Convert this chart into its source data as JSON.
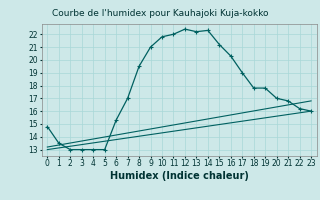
{
  "title": "Courbe de l'humidex pour Kauhajoki Kuja-kokko",
  "xlabel": "Humidex (Indice chaleur)",
  "bg_color": "#cde8e8",
  "line_color": "#006060",
  "xlim": [
    -0.5,
    23.5
  ],
  "ylim": [
    12.5,
    22.8
  ],
  "xticks": [
    0,
    1,
    2,
    3,
    4,
    5,
    6,
    7,
    8,
    9,
    10,
    11,
    12,
    13,
    14,
    15,
    16,
    17,
    18,
    19,
    20,
    21,
    22,
    23
  ],
  "yticks": [
    13,
    14,
    15,
    16,
    17,
    18,
    19,
    20,
    21,
    22
  ],
  "curve1_x": [
    0,
    1,
    2,
    3,
    4,
    5,
    6,
    7,
    8,
    9,
    10,
    11,
    12,
    13,
    14,
    15,
    16,
    17,
    18,
    19,
    20,
    21,
    22,
    23
  ],
  "curve1_y": [
    14.8,
    13.5,
    13.0,
    13.0,
    13.0,
    13.0,
    15.3,
    17.0,
    19.5,
    21.0,
    21.8,
    22.0,
    22.4,
    22.2,
    22.3,
    21.2,
    20.3,
    19.0,
    17.8,
    17.8,
    17.0,
    16.8,
    16.2,
    16.0
  ],
  "curve2_x": [
    0,
    23
  ],
  "curve2_y": [
    13.0,
    16.0
  ],
  "curve3_x": [
    0,
    23
  ],
  "curve3_y": [
    13.2,
    16.8
  ],
  "grid_color": "#a8d8d8",
  "title_fontsize": 6.5,
  "xlabel_fontsize": 7,
  "tick_fontsize": 5.5
}
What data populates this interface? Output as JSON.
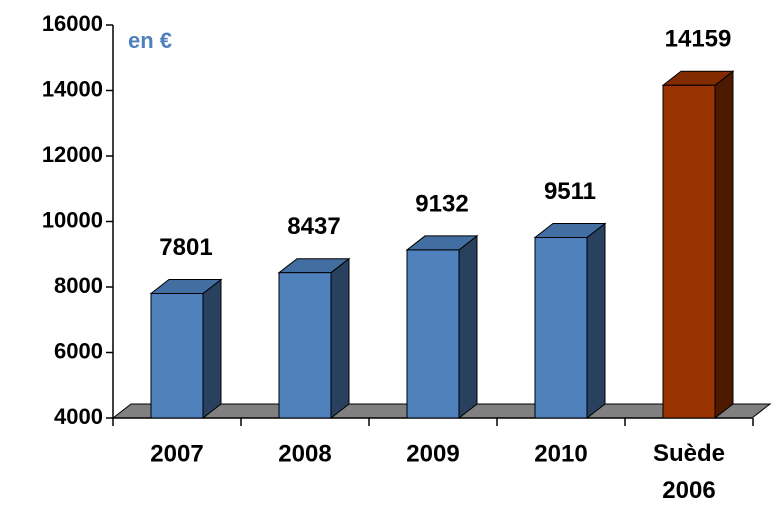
{
  "chart_data": {
    "type": "bar3d",
    "annotation": "en €",
    "categories": [
      "2007",
      "2008",
      "2009",
      "2010",
      "Suède 2006"
    ],
    "values": [
      7801,
      8437,
      9132,
      9511,
      14159
    ],
    "colors": [
      "#4f81bd",
      "#4f81bd",
      "#4f81bd",
      "#4f81bd",
      "#993300"
    ],
    "ylim": [
      4000,
      16000
    ],
    "yticks": [
      4000,
      6000,
      8000,
      10000,
      12000,
      14000,
      16000
    ]
  }
}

### Directive
Leave out the pictures and copy every record above exactly.

### Exercise result
Convert this chart into its source data as JSON.
{
  "title": "Courbe de l'humidex pour Kauhajoki Kuja-kokko",
  "xlabel": "Humidex (Indice chaleur)",
  "bg_color": "#cde8e8",
  "line_color": "#006060",
  "xlim": [
    -0.5,
    23.5
  ],
  "ylim": [
    12.5,
    22.8
  ],
  "xticks": [
    0,
    1,
    2,
    3,
    4,
    5,
    6,
    7,
    8,
    9,
    10,
    11,
    12,
    13,
    14,
    15,
    16,
    17,
    18,
    19,
    20,
    21,
    22,
    23
  ],
  "yticks": [
    13,
    14,
    15,
    16,
    17,
    18,
    19,
    20,
    21,
    22
  ],
  "curve1_x": [
    0,
    1,
    2,
    3,
    4,
    5,
    6,
    7,
    8,
    9,
    10,
    11,
    12,
    13,
    14,
    15,
    16,
    17,
    18,
    19,
    20,
    21,
    22,
    23
  ],
  "curve1_y": [
    14.8,
    13.5,
    13.0,
    13.0,
    13.0,
    13.0,
    15.3,
    17.0,
    19.5,
    21.0,
    21.8,
    22.0,
    22.4,
    22.2,
    22.3,
    21.2,
    20.3,
    19.0,
    17.8,
    17.8,
    17.0,
    16.8,
    16.2,
    16.0
  ],
  "curve2_x": [
    0,
    23
  ],
  "curve2_y": [
    13.0,
    16.0
  ],
  "curve3_x": [
    0,
    23
  ],
  "curve3_y": [
    13.2,
    16.8
  ],
  "grid_color": "#a8d8d8",
  "title_fontsize": 6.5,
  "xlabel_fontsize": 7,
  "tick_fontsize": 5.5
}
What data populates this interface? Output as JSON.
{
  "chart_data": {
    "type": "bar3d",
    "annotation": "en €",
    "categories": [
      "2007",
      "2008",
      "2009",
      "2010",
      "Suède 2006"
    ],
    "values": [
      7801,
      8437,
      9132,
      9511,
      14159
    ],
    "colors": [
      "#4f81bd",
      "#4f81bd",
      "#4f81bd",
      "#4f81bd",
      "#993300"
    ],
    "ylim": [
      4000,
      16000
    ],
    "yticks": [
      4000,
      6000,
      8000,
      10000,
      12000,
      14000,
      16000
    ]
  }
}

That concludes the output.